**DATA RECORDS**:

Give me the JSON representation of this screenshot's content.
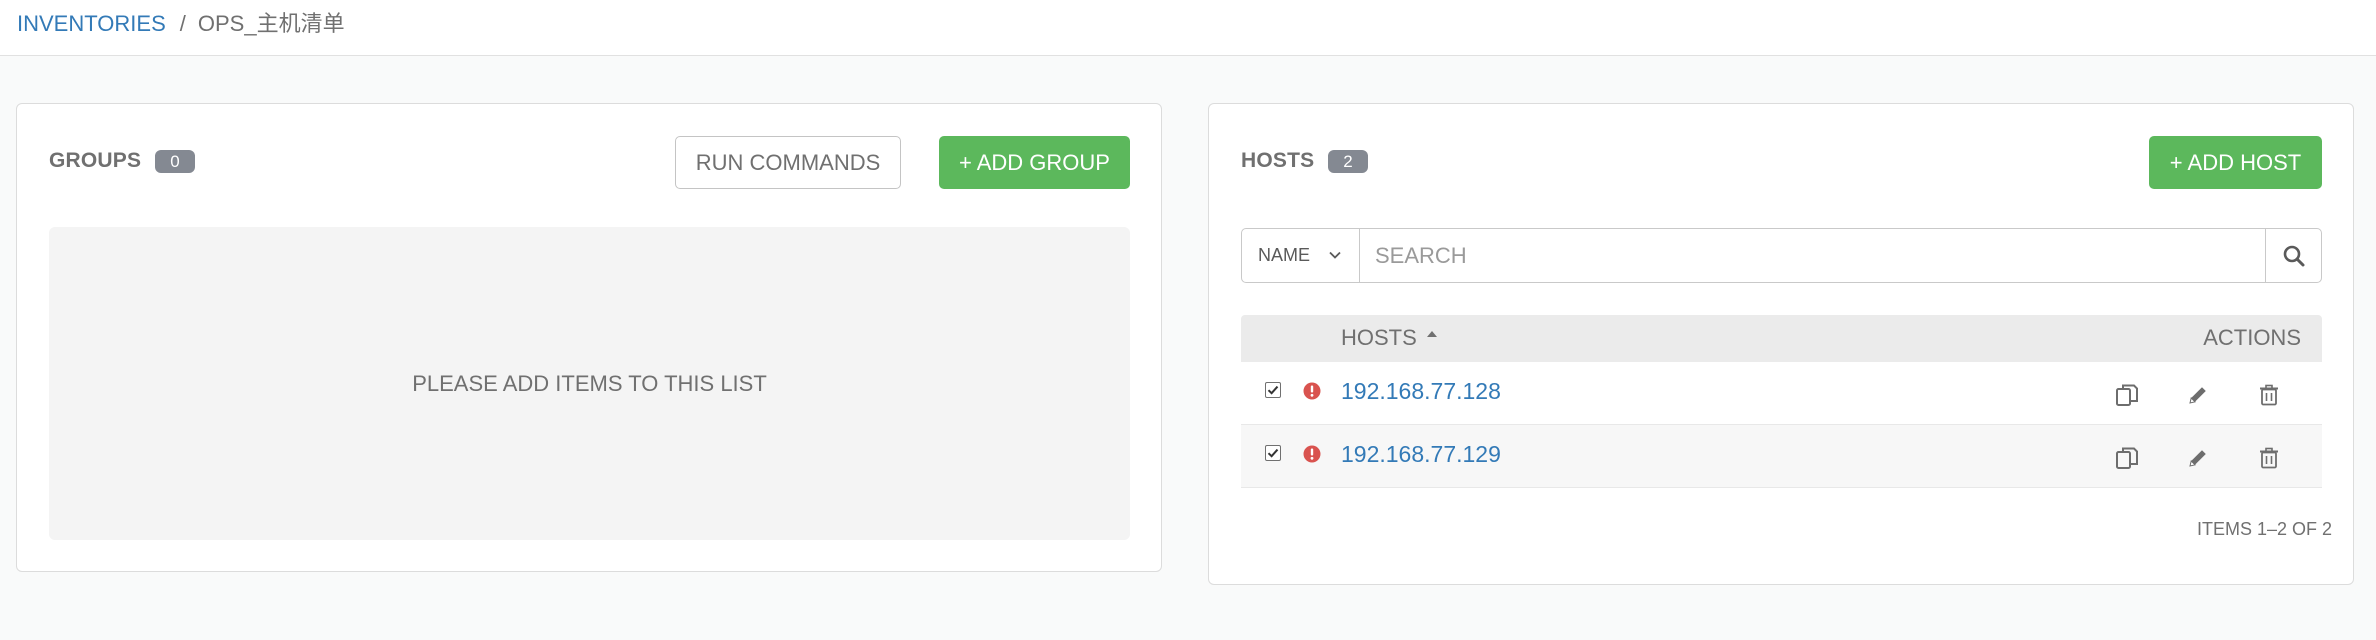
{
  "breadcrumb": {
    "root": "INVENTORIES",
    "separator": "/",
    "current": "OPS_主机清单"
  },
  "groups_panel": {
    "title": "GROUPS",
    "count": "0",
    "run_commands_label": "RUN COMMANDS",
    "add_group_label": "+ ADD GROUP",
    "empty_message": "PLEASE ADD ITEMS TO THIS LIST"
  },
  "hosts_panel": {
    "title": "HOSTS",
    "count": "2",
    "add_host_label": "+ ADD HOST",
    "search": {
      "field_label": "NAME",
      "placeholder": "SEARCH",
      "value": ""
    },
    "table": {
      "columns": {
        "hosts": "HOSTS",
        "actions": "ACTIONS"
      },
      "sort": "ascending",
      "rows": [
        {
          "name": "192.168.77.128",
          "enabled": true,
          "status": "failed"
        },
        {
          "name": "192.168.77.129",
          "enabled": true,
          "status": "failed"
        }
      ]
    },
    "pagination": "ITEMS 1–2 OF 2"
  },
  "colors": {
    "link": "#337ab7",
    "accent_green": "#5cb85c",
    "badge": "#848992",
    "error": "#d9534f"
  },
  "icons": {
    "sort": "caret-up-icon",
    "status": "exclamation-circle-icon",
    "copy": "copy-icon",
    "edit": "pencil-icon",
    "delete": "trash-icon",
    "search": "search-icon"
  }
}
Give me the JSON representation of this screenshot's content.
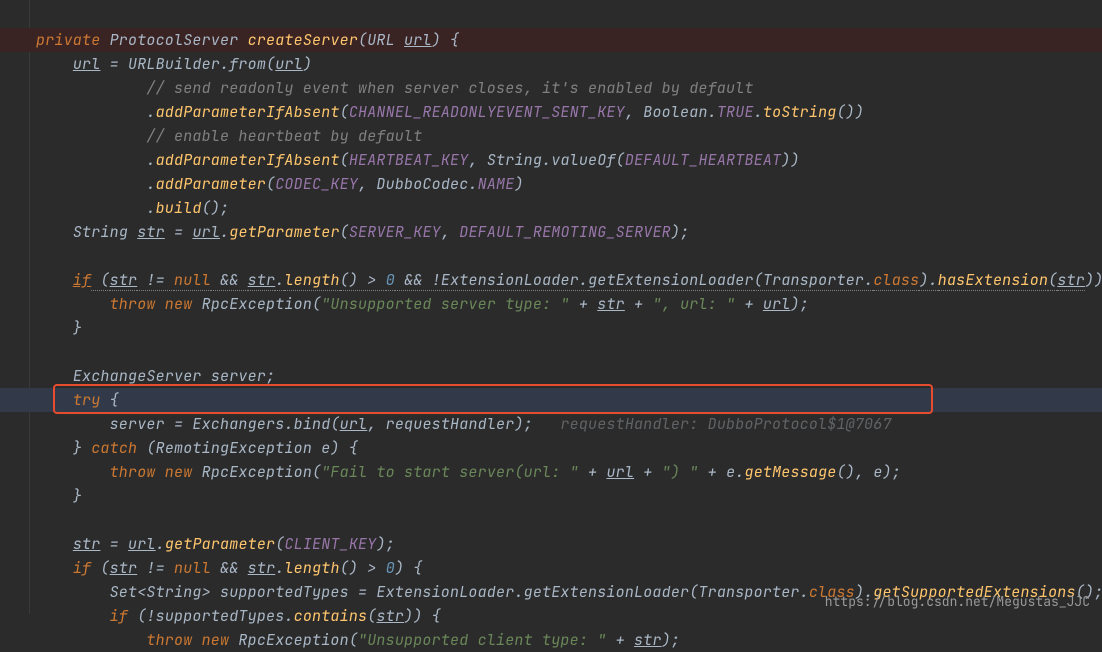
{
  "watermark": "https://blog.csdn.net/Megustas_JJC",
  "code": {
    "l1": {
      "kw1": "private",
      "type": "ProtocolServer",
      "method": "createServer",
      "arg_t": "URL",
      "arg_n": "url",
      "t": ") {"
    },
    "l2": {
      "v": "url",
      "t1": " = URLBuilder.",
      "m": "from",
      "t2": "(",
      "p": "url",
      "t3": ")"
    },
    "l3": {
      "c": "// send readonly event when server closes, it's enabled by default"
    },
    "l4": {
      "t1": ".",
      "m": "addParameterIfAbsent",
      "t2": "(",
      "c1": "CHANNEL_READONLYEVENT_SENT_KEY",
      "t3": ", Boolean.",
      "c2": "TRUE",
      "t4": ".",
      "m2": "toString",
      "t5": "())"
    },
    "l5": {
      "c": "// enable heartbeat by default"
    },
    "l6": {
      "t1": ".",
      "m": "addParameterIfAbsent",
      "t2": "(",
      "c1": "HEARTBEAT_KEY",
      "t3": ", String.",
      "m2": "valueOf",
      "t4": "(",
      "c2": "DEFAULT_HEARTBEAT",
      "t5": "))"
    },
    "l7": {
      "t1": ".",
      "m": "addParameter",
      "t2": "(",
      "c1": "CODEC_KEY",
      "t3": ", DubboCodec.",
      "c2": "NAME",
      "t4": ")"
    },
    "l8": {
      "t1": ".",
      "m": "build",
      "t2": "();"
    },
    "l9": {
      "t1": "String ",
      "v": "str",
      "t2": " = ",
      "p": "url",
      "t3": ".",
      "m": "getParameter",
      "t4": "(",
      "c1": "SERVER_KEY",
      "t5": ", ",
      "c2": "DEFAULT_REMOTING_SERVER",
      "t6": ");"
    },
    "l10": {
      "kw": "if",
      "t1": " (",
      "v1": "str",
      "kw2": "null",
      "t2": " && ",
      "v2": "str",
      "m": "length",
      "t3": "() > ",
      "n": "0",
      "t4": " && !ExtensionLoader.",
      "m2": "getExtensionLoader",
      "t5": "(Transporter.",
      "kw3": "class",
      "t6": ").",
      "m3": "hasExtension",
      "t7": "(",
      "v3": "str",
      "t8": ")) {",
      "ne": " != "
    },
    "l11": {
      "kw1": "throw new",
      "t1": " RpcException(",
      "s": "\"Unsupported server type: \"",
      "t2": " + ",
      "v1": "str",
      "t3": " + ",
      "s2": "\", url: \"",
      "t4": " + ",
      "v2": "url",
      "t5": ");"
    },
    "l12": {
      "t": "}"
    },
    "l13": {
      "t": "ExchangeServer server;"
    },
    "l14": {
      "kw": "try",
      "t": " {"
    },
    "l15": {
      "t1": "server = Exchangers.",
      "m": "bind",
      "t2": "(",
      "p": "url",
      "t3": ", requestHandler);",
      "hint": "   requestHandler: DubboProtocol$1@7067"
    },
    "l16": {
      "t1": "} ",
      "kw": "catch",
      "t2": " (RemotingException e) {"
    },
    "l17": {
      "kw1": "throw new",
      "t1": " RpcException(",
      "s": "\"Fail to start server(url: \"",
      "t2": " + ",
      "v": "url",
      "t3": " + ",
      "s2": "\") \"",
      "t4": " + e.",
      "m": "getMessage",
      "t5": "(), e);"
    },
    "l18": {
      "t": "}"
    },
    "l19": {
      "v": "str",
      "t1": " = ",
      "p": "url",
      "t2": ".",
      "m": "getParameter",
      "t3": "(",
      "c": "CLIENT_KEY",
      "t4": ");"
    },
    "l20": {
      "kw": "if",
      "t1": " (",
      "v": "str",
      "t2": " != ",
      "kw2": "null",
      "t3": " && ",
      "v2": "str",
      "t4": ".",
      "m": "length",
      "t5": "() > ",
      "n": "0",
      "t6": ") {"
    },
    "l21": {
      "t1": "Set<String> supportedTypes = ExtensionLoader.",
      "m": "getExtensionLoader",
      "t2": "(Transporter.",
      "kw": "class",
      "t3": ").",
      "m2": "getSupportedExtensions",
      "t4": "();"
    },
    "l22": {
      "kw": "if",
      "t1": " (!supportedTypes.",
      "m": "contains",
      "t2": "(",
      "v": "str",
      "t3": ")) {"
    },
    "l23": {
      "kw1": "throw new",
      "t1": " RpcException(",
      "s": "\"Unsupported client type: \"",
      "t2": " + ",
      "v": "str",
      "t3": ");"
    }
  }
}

**WRITTEN TASK**:
Where a line in the material contains "ITEMS", copy that line.

**RESPONSE TO THE EXERCISE**:
    "empty_message": "PLEASE ADD ITEMS TO THIS LIST"
    "pagination": "ITEMS 1–2 OF 2"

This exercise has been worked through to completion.